» Task details:
Go through the listing below and gather every line with the word "ylabel".

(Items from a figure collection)
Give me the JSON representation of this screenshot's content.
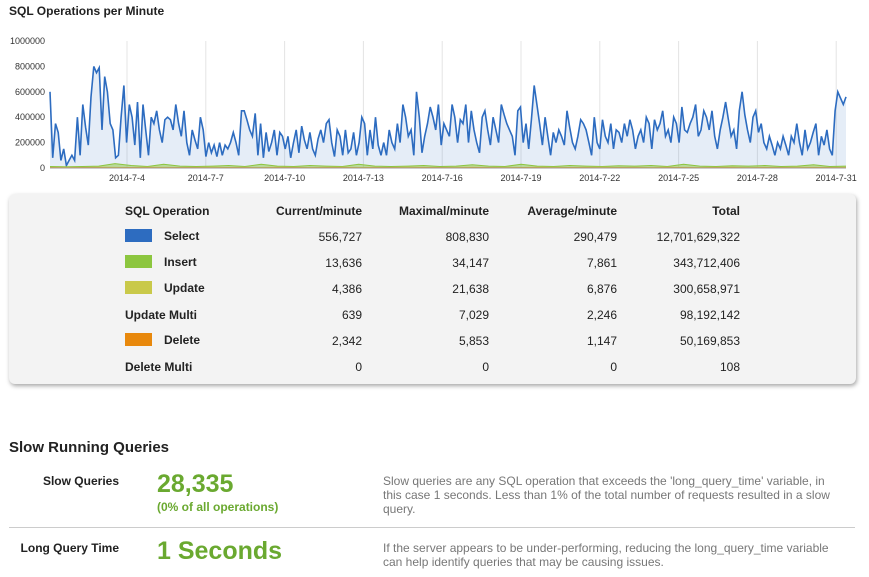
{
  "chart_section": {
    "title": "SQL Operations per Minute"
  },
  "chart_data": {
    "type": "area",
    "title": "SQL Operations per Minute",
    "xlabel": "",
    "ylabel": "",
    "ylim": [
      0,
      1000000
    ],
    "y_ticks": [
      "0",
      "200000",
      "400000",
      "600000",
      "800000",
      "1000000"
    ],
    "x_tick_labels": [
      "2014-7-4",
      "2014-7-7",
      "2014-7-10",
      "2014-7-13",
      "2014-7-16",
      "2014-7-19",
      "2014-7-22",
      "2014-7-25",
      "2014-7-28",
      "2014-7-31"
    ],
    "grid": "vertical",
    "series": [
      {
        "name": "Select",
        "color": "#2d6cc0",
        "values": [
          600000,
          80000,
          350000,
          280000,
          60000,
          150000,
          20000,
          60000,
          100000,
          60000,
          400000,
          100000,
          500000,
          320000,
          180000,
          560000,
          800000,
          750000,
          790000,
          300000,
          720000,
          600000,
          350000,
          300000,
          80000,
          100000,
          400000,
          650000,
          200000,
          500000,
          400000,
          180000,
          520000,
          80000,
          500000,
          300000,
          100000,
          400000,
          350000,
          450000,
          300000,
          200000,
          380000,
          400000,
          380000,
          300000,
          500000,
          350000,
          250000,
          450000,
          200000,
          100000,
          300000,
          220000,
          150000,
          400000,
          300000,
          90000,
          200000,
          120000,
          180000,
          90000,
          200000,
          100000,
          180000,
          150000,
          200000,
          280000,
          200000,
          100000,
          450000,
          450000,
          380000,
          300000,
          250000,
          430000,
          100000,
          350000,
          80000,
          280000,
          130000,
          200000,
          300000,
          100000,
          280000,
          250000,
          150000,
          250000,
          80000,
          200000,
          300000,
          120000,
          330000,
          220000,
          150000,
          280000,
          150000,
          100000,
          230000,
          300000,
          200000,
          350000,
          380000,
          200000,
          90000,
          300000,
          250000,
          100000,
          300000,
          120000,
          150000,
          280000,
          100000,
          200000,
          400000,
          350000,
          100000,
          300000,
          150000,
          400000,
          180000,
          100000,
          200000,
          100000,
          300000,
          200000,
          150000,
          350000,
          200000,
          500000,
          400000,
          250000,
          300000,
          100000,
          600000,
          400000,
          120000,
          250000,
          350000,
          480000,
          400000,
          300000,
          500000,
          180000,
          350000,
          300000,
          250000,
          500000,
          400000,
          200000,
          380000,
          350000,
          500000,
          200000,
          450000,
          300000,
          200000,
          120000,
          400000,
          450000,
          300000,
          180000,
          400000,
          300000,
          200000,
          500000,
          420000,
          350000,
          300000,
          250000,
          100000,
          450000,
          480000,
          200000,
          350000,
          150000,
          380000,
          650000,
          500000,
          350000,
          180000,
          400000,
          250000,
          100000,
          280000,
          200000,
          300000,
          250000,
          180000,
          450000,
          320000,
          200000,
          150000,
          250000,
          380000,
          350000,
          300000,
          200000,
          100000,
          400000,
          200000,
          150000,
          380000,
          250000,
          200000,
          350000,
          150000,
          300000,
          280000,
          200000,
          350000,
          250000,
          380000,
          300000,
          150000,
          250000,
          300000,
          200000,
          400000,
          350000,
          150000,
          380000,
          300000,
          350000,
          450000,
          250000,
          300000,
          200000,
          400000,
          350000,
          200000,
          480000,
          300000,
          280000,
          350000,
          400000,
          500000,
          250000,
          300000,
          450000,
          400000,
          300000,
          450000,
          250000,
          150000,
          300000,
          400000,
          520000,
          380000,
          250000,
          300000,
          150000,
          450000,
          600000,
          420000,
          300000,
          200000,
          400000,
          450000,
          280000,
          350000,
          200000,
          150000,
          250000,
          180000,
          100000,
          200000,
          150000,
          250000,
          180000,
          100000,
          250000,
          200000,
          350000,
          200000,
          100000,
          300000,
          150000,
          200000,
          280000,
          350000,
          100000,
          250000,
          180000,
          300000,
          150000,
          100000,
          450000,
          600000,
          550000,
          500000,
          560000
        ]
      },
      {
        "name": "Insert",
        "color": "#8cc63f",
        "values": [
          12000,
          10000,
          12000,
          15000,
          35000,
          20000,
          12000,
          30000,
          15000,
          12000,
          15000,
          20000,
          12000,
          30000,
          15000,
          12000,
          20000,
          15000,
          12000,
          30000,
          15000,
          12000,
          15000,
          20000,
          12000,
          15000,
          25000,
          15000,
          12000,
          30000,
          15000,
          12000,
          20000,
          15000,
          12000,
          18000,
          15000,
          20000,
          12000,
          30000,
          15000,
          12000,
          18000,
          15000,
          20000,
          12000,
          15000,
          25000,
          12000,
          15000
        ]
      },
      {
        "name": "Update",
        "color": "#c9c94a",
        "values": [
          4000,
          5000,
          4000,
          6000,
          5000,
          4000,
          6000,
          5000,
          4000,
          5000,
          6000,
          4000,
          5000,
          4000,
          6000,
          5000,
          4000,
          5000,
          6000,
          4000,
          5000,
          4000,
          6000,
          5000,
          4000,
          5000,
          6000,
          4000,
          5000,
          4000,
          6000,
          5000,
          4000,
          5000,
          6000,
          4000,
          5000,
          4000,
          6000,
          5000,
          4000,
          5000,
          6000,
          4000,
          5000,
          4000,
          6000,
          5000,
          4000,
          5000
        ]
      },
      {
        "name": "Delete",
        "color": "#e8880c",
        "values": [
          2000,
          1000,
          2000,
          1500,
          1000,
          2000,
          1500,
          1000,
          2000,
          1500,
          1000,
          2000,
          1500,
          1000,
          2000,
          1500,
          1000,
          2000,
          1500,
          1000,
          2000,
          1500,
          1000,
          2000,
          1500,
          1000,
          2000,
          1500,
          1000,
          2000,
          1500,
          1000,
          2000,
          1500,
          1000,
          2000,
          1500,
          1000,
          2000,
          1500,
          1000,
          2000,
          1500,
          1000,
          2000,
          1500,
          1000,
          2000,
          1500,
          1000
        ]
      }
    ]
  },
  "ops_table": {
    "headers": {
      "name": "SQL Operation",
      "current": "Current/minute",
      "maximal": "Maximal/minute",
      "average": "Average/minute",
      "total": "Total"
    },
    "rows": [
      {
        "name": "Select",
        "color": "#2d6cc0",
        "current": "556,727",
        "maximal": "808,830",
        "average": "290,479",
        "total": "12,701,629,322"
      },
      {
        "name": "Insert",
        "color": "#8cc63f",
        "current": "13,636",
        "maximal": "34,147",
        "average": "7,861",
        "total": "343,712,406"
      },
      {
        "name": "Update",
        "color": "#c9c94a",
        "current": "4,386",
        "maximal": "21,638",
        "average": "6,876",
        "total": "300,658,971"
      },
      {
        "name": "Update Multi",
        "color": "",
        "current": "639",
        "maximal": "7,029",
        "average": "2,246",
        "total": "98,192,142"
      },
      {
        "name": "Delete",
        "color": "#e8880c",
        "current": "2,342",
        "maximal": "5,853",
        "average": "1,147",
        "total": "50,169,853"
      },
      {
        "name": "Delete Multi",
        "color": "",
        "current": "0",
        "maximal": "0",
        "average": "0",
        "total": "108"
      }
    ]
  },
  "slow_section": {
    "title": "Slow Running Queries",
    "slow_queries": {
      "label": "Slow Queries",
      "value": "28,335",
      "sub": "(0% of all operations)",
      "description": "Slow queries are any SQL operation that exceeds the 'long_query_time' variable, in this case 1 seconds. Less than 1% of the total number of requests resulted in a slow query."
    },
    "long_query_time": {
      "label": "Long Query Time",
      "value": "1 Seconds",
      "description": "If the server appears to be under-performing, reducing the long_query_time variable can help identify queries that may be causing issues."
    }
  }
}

==

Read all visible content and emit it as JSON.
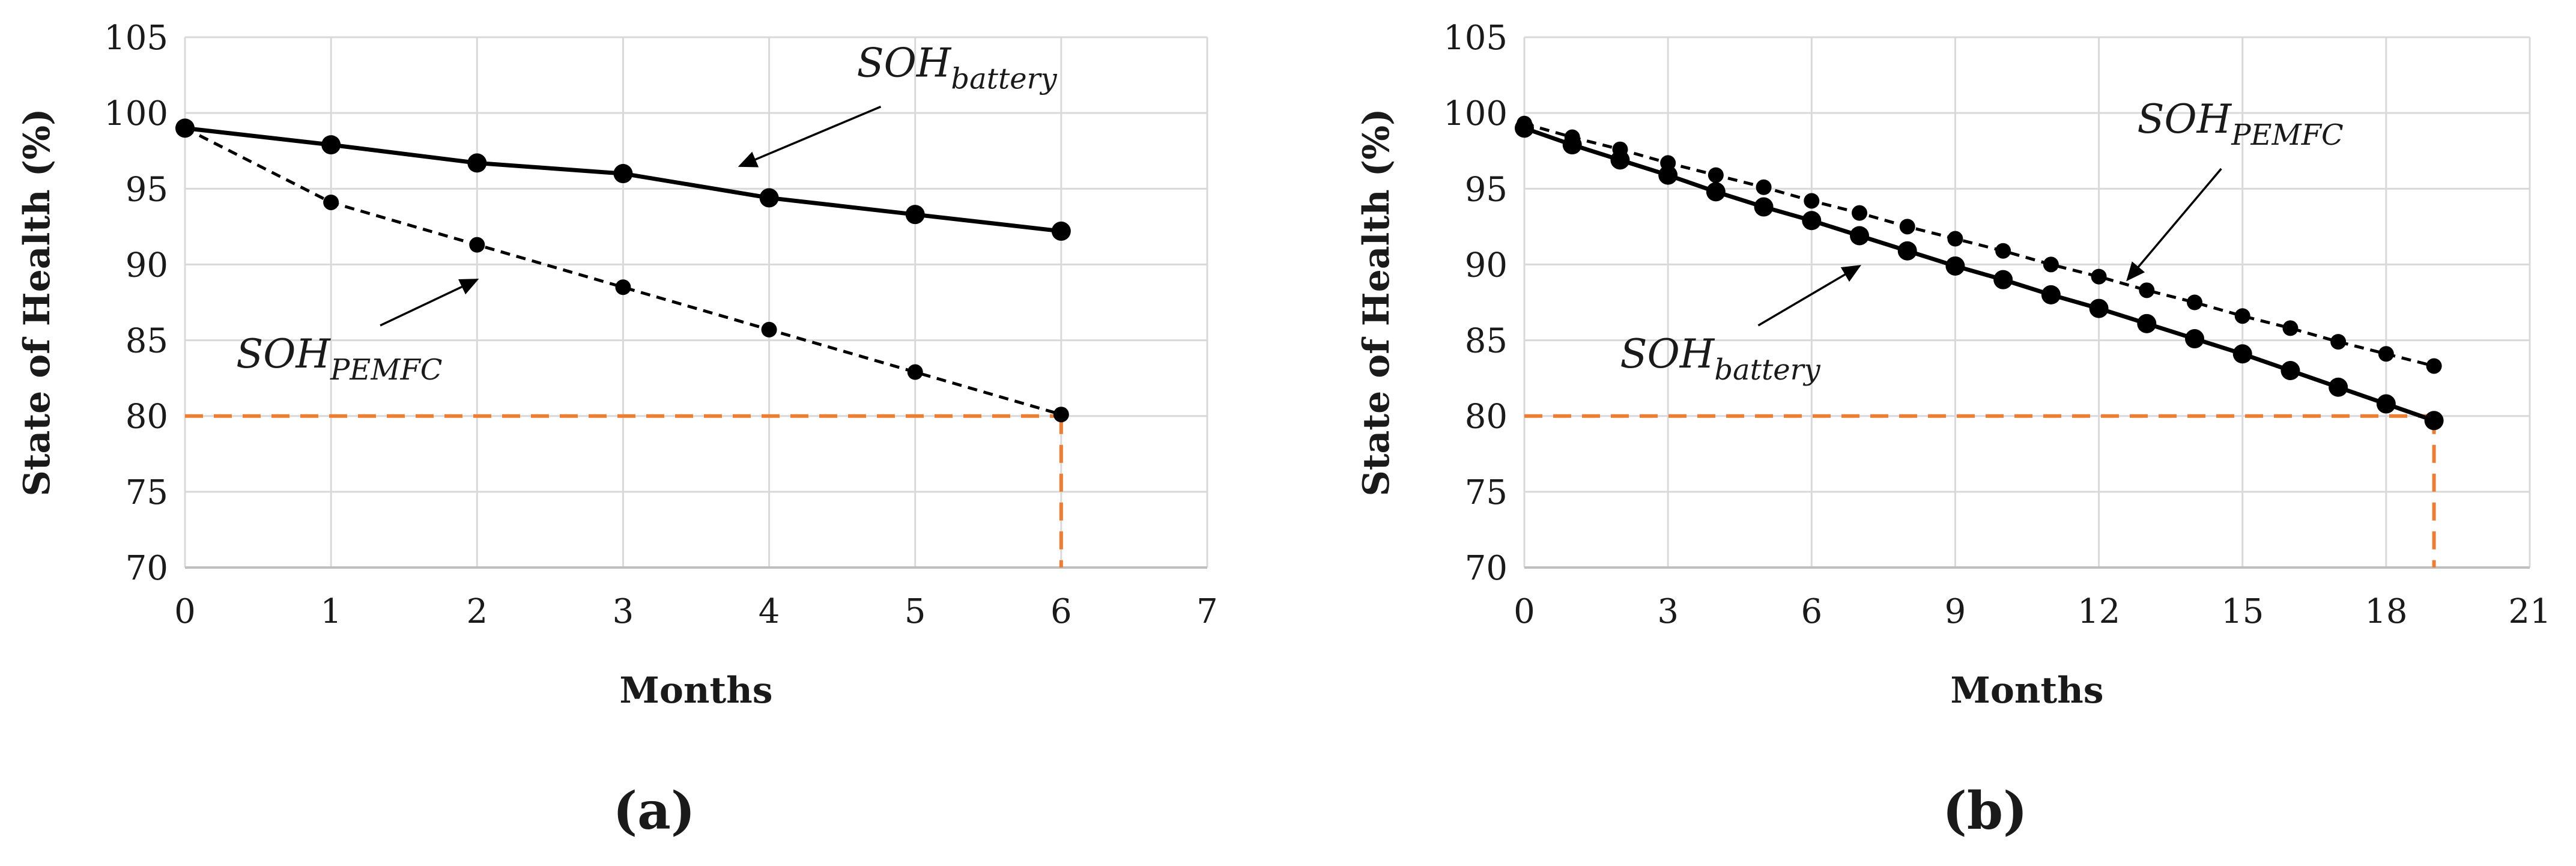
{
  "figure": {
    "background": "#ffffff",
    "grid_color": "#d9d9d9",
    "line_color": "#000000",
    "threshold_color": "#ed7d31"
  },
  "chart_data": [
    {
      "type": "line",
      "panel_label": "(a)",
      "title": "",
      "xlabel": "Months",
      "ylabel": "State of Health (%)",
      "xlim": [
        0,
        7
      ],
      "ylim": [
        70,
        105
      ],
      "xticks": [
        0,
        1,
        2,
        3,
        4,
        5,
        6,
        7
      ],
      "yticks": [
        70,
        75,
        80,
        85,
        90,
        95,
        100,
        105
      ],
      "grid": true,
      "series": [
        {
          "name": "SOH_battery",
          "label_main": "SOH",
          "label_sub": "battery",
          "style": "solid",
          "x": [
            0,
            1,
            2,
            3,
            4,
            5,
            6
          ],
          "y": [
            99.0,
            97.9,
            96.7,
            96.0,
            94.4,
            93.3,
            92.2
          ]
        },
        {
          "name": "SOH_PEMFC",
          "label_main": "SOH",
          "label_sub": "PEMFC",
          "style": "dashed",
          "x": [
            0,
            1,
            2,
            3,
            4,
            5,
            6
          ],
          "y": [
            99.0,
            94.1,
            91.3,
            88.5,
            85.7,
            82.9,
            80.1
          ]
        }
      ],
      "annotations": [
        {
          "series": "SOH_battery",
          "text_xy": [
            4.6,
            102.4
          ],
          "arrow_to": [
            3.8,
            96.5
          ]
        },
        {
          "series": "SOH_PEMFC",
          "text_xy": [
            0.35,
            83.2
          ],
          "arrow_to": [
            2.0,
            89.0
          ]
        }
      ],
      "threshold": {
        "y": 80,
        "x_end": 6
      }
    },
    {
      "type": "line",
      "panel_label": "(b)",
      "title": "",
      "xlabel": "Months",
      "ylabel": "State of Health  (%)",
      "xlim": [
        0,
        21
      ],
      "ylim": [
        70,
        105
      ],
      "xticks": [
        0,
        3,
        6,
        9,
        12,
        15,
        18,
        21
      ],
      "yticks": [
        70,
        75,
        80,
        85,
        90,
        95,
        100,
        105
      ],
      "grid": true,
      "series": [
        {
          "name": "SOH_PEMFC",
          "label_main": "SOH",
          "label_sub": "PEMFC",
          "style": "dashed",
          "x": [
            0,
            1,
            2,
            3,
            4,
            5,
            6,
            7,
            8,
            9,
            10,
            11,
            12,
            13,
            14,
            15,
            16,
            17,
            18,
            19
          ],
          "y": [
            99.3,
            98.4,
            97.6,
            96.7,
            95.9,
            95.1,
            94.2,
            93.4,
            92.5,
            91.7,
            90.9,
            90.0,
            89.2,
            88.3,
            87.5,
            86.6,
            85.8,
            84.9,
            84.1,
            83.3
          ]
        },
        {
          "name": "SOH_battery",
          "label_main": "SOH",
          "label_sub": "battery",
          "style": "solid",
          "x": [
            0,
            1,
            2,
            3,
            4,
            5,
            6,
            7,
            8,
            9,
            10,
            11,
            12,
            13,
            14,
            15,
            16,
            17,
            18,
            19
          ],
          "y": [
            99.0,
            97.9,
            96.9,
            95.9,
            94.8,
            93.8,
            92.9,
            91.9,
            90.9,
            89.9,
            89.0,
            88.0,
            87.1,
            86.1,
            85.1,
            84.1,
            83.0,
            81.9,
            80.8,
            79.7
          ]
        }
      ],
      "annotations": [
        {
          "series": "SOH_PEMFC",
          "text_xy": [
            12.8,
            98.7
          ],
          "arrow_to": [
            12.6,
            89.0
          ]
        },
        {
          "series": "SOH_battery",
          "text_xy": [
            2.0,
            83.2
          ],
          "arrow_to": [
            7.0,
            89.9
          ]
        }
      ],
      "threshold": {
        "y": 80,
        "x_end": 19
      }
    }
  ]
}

» Exercise solution:
    "ylabel": "",
      "ylabel": "State of Health (%)",
      "ylabel": "State of Health  (%)",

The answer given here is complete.